» GIVEN REQUEST
In the entries, find all lines that hold the word "trafikförhållanden" and copy them.
— BEGIN AVAILABLE DATA —
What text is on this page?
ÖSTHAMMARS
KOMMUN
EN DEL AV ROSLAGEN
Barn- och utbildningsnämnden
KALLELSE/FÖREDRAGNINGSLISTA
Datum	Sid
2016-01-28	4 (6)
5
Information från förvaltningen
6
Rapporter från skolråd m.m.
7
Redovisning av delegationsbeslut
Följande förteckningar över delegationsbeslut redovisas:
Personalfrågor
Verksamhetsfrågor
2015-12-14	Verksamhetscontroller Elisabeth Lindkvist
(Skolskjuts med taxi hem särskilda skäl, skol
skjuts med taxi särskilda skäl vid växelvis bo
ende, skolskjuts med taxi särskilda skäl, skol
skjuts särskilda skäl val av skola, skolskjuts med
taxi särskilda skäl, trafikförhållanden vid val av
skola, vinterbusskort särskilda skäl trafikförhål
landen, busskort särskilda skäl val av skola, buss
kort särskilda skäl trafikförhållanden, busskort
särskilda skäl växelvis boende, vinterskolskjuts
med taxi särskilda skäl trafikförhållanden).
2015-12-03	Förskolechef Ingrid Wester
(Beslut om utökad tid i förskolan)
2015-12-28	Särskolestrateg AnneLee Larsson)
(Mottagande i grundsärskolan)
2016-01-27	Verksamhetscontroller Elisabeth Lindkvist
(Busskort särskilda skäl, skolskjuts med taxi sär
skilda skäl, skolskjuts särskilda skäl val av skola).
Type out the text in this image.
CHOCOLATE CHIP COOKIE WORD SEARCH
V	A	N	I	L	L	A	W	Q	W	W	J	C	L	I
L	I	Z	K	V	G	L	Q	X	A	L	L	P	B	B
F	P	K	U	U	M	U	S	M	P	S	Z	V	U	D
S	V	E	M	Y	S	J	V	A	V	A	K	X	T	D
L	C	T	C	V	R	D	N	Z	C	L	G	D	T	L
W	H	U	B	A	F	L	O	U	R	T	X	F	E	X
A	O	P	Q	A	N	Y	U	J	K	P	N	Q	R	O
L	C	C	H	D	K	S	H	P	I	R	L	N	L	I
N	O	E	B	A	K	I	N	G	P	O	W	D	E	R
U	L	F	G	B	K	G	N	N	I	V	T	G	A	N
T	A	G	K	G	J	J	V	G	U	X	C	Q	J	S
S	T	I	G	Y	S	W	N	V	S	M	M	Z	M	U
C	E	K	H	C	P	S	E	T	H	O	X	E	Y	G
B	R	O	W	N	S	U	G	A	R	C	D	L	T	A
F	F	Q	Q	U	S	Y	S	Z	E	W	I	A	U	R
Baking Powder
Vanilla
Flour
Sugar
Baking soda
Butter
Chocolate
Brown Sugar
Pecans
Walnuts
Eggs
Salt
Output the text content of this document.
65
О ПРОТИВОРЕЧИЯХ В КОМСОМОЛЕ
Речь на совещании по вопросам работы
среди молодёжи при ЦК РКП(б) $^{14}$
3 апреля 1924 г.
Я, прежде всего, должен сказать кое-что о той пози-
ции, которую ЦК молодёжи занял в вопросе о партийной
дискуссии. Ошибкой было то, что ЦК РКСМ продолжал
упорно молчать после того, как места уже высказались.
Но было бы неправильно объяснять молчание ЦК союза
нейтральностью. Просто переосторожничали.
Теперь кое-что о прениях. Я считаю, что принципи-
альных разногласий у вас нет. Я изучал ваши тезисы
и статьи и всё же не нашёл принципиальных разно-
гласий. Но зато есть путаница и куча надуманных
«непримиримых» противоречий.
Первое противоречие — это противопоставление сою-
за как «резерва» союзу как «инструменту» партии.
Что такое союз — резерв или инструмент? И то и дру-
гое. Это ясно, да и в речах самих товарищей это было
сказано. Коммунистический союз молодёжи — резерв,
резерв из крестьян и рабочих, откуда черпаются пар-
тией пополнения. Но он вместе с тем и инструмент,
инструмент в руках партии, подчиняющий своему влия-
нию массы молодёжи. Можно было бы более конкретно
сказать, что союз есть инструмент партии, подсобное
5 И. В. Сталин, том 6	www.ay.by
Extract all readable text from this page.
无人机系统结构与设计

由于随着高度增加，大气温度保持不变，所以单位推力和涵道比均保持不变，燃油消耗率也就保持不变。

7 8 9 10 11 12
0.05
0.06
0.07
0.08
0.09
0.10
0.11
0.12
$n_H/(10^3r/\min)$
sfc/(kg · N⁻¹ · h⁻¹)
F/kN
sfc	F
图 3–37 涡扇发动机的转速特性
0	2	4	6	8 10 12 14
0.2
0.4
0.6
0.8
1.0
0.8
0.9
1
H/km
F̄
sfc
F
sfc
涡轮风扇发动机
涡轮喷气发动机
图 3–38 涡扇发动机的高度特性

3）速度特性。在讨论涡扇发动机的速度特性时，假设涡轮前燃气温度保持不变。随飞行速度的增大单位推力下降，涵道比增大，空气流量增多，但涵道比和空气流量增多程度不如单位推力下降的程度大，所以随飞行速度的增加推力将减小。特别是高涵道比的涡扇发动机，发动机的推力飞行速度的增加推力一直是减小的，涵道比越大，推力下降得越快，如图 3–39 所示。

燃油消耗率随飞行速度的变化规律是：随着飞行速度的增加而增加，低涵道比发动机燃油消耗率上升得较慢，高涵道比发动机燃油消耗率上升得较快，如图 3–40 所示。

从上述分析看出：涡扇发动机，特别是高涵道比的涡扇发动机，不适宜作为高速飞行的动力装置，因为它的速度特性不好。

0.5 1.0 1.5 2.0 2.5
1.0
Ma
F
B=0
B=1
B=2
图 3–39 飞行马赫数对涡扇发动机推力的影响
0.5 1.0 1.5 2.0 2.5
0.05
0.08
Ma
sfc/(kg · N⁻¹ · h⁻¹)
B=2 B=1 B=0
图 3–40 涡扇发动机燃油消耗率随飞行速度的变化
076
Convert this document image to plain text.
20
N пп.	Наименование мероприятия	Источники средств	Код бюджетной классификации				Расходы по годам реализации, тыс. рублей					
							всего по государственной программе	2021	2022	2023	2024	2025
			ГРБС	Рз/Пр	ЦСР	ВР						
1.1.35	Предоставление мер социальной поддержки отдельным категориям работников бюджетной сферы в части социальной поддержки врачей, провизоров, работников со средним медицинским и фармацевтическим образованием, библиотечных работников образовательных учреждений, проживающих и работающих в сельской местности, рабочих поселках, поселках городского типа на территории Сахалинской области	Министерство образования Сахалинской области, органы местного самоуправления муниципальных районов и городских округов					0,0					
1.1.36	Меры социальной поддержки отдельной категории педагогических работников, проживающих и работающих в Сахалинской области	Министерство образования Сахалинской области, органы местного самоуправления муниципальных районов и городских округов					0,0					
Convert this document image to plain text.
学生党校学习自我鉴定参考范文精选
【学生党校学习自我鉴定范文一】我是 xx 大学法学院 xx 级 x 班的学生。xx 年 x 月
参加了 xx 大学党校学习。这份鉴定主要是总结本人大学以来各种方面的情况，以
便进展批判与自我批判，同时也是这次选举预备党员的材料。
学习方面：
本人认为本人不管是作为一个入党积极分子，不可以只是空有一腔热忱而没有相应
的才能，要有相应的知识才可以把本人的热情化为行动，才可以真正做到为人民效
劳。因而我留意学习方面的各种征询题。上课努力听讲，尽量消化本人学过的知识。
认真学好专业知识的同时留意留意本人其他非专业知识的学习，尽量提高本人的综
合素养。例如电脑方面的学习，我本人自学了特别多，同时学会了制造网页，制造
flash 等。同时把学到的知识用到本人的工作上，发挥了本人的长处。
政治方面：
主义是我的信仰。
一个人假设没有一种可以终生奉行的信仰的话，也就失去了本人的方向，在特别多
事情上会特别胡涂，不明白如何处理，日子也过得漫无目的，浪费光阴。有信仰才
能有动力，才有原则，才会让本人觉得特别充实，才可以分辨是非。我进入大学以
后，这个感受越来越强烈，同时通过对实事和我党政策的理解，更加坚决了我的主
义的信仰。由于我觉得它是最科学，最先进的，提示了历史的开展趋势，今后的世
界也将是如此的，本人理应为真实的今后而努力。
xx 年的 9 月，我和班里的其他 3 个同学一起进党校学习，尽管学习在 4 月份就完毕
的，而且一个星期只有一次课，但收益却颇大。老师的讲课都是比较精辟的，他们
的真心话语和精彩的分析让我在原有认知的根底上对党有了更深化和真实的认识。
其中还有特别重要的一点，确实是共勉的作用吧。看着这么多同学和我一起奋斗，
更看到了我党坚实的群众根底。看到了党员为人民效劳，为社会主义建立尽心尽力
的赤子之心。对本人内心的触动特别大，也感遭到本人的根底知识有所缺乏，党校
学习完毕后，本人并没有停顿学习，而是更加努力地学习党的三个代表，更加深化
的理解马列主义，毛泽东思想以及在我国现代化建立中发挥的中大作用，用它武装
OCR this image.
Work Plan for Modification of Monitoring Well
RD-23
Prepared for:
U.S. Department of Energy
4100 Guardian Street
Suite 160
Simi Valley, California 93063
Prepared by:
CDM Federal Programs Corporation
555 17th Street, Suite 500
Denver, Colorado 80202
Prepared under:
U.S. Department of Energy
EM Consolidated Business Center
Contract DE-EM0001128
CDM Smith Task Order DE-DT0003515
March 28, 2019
— END AVAILABLE DATA —
» REPLY
taxi särskilda skäl, trafikförhållanden vid val av
kort särskilda skäl trafikförhållanden, busskort
med taxi särskilda skäl trafikförhållanden).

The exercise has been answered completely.